The records below must be copied in full; omit the images.

[START]

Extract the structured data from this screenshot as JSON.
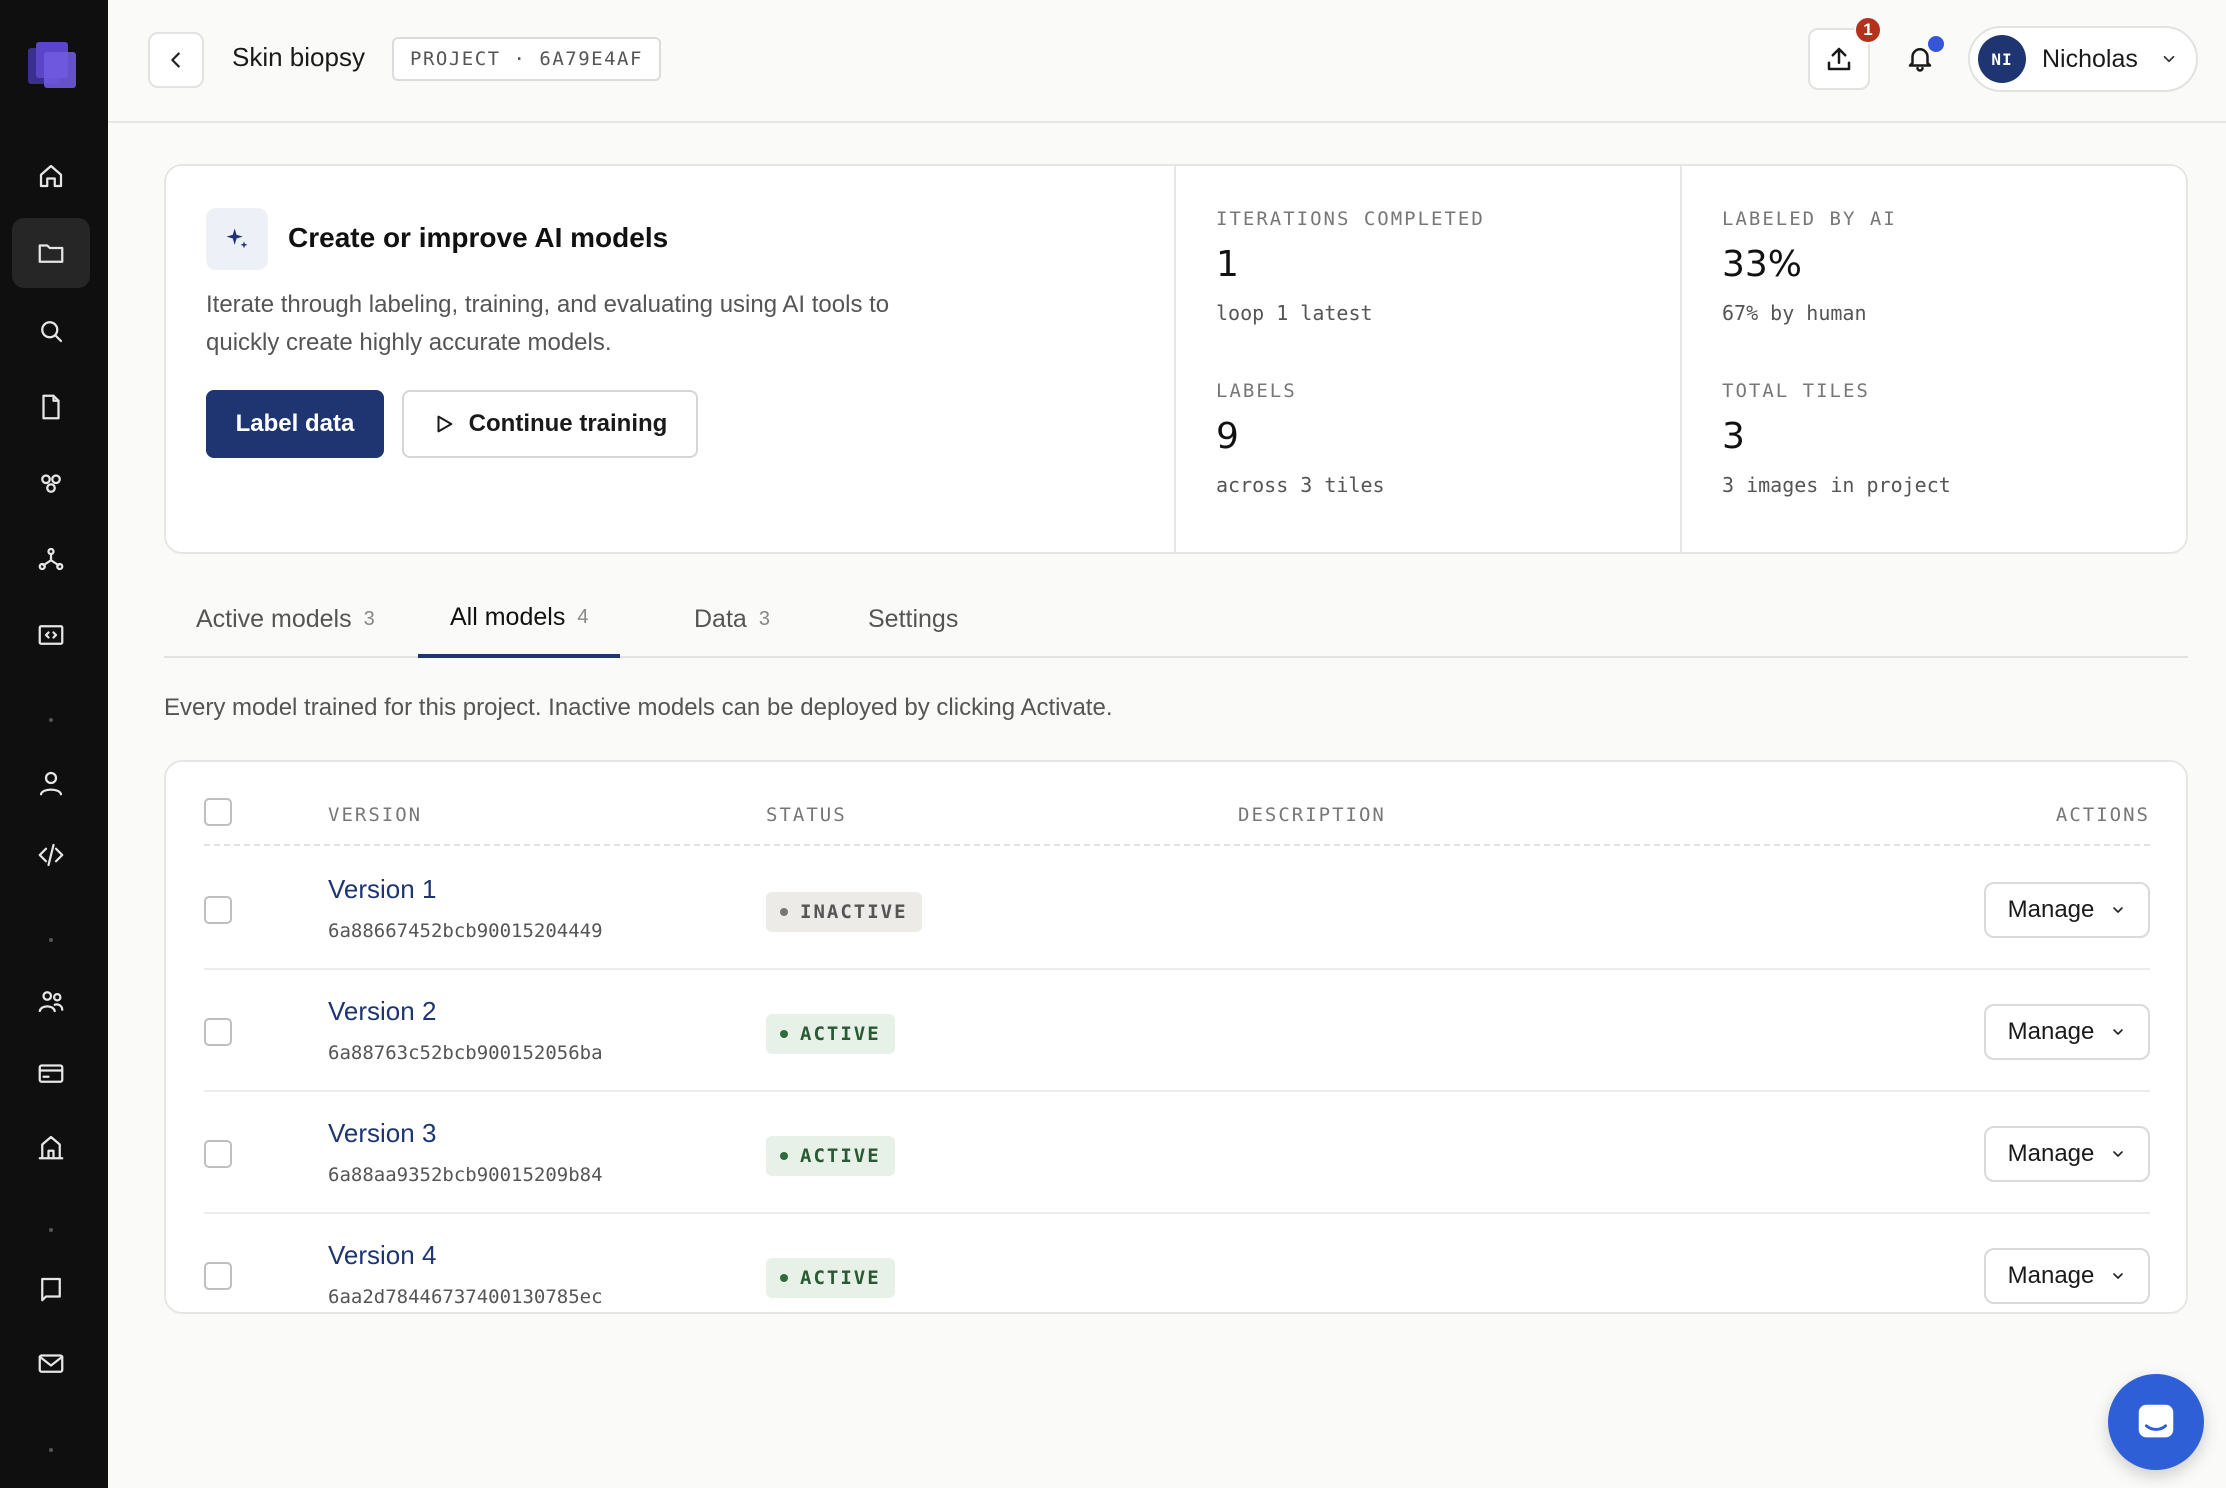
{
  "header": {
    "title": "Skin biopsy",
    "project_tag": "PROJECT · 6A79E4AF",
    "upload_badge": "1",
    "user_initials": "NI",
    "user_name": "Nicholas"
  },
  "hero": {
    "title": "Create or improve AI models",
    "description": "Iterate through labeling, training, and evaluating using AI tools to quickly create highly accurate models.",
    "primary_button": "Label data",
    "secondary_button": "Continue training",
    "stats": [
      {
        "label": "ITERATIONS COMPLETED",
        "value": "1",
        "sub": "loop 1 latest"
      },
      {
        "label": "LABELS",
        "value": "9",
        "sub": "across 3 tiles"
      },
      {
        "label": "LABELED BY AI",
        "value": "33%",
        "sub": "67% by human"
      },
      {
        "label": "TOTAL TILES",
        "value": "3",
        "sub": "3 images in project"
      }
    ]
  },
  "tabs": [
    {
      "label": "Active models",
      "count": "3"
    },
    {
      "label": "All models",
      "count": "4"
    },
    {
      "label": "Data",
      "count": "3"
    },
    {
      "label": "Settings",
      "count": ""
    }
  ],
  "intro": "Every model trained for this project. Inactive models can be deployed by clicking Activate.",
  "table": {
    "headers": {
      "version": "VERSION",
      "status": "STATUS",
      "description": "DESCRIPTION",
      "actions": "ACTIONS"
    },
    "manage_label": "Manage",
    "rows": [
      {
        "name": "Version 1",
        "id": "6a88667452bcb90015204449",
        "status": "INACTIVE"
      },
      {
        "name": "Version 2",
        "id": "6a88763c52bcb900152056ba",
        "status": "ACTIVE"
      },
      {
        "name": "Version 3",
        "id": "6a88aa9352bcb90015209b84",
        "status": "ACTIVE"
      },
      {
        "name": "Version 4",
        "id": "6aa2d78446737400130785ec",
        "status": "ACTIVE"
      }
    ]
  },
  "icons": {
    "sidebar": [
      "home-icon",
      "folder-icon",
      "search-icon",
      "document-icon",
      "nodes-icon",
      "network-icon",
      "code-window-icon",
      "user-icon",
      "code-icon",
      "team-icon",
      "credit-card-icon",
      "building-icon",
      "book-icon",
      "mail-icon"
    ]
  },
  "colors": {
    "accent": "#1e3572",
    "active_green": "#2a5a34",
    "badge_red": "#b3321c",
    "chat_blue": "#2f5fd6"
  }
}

[END]

▶ _FULL RESPONSE_:
Extract the structured data from this screenshot as JSON.
{
  "header": {
    "title": "Skin biopsy",
    "project_tag": "PROJECT · 6A79E4AF",
    "upload_badge": "1",
    "user_initials": "NI",
    "user_name": "Nicholas"
  },
  "hero": {
    "title": "Create or improve AI models",
    "description": "Iterate through labeling, training, and evaluating using AI tools to quickly create highly accurate models.",
    "primary_button": "Label data",
    "secondary_button": "Continue training",
    "stats": [
      {
        "label": "ITERATIONS COMPLETED",
        "value": "1",
        "sub": "loop 1 latest"
      },
      {
        "label": "LABELS",
        "value": "9",
        "sub": "across 3 tiles"
      },
      {
        "label": "LABELED BY AI",
        "value": "33%",
        "sub": "67% by human"
      },
      {
        "label": "TOTAL TILES",
        "value": "3",
        "sub": "3 images in project"
      }
    ]
  },
  "tabs": [
    {
      "label": "Active models",
      "count": "3"
    },
    {
      "label": "All models",
      "count": "4"
    },
    {
      "label": "Data",
      "count": "3"
    },
    {
      "label": "Settings",
      "count": ""
    }
  ],
  "intro": "Every model trained for this project. Inactive models can be deployed by clicking Activate.",
  "table": {
    "headers": {
      "version": "VERSION",
      "status": "STATUS",
      "description": "DESCRIPTION",
      "actions": "ACTIONS"
    },
    "manage_label": "Manage",
    "rows": [
      {
        "name": "Version 1",
        "id": "6a88667452bcb90015204449",
        "status": "INACTIVE"
      },
      {
        "name": "Version 2",
        "id": "6a88763c52bcb900152056ba",
        "status": "ACTIVE"
      },
      {
        "name": "Version 3",
        "id": "6a88aa9352bcb90015209b84",
        "status": "ACTIVE"
      },
      {
        "name": "Version 4",
        "id": "6aa2d78446737400130785ec",
        "status": "ACTIVE"
      }
    ]
  },
  "icons": {
    "sidebar": [
      "home-icon",
      "folder-icon",
      "search-icon",
      "document-icon",
      "nodes-icon",
      "network-icon",
      "code-window-icon",
      "user-icon",
      "code-icon",
      "team-icon",
      "credit-card-icon",
      "building-icon",
      "book-icon",
      "mail-icon"
    ]
  },
  "colors": {
    "accent": "#1e3572",
    "active_green": "#2a5a34",
    "badge_red": "#b3321c",
    "chat_blue": "#2f5fd6"
  }
}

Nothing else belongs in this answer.